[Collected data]
[START]
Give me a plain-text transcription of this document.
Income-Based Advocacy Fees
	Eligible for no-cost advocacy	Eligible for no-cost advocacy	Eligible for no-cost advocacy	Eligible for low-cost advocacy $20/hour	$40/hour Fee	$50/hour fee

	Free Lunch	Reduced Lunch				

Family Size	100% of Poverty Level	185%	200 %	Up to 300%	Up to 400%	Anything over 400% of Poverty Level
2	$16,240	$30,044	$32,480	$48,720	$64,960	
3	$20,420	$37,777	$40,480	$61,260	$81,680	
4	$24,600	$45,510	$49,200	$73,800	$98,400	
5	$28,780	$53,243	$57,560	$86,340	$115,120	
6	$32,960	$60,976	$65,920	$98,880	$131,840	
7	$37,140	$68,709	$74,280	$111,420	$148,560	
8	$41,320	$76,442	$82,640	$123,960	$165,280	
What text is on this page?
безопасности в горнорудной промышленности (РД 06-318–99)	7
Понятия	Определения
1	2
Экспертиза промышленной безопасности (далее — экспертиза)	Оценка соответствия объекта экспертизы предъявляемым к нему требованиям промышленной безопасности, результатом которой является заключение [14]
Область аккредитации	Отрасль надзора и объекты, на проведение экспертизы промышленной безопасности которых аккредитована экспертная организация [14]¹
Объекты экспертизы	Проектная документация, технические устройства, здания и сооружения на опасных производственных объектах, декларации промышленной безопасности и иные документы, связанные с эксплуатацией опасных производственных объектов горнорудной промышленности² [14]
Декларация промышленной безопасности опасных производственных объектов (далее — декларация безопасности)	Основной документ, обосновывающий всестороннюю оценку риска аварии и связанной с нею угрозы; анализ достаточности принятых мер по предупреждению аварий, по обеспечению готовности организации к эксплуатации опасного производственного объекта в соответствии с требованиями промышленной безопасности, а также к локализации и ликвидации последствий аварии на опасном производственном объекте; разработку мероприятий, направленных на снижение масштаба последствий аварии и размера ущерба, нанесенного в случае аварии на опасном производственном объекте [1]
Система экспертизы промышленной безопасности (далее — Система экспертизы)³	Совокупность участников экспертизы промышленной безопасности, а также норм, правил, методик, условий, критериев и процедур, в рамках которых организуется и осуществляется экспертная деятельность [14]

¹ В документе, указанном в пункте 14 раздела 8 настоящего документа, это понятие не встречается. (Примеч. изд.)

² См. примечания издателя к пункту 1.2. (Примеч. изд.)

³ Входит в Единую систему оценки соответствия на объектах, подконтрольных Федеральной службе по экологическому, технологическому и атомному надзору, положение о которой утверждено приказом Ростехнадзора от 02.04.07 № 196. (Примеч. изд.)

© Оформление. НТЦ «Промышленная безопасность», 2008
[END]
## Task prompt
Extract each entry in full and write it down exactly.

## Task response
Give me a plain-text transcription of this document.
Income-Based Advocacy Fees
	Eligible for no-cost advocacy	Eligible for no-cost advocacy	Eligible for no-cost advocacy	Eligible for low-cost advocacy $20/hour	$40/hour Fee	$50/hour fee

	Free Lunch	Reduced Lunch				

Family Size	100% of Poverty Level	185%	200 %	Up to 300%	Up to 400%	Anything over 400% of Poverty Level
2	$16,240	$30,044	$32,480	$48,720	$64,960	
3	$20,420	$37,777	$40,480	$61,260	$81,680	
4	$24,600	$45,510	$49,200	$73,800	$98,400	
5	$28,780	$53,243	$57,560	$86,340	$115,120	
6	$32,960	$60,976	$65,920	$98,880	$131,840	
7	$37,140	$68,709	$74,280	$111,420	$148,560	
8	$41,320	$76,442	$82,640	$123,960	$165,280	
What text is on this page?
безопасности в горнорудной промышленности (РД 06-318–99)	7
Понятия	Определения
1	2
Экспертиза промышленной безопасности (далее — экспертиза)	Оценка соответствия объекта экспертизы предъявляемым к нему требованиям промышленной безопасности, результатом которой является заключение [14]
Область аккредитации	Отрасль надзора и объекты, на проведение экспертизы промышленной безопасности которых аккредитована экспертная организация [14]¹
Объекты экспертизы	Проектная документация, технические устройства, здания и сооружения на опасных производственных объектах, декларации промышленной безопасности и иные документы, связанные с эксплуатацией опасных производственных объектов горнорудной промышленности² [14]
Декларация промышленной безопасности опасных производственных объектов (далее — декларация безопасности)	Основной документ, обосновывающий всестороннюю оценку риска аварии и связанной с нею угрозы; анализ достаточности принятых мер по предупреждению аварий, по обеспечению готовности организации к эксплуатации опасного производственного объекта в соответствии с требованиями промышленной безопасности, а также к локализации и ликвидации последствий аварии на опасном производственном объекте; разработку мероприятий, направленных на снижение масштаба последствий аварии и размера ущерба, нанесенного в случае аварии на опасном производственном объекте [1]
Система экспертизы промышленной безопасности (далее — Система экспертизы)³	Совокупность участников экспертизы промышленной безопасности, а также норм, правил, методик, условий, критериев и процедур, в рамках которых организуется и осуществляется экспертная деятельность [14]

¹ В документе, указанном в пункте 14 раздела 8 настоящего документа, это понятие не встречается. (Примеч. изд.)

² См. примечания издателя к пункту 1.2. (Примеч. изд.)

³ Входит в Единую систему оценки соответствия на объектах, подконтрольных Федеральной службе по экологическому, технологическому и атомному надзору, положение о которой утверждено приказом Ростехнадзора от 02.04.07 № 196. (Примеч. изд.)

© Оформление. НТЦ «Промышленная безопасность», 2008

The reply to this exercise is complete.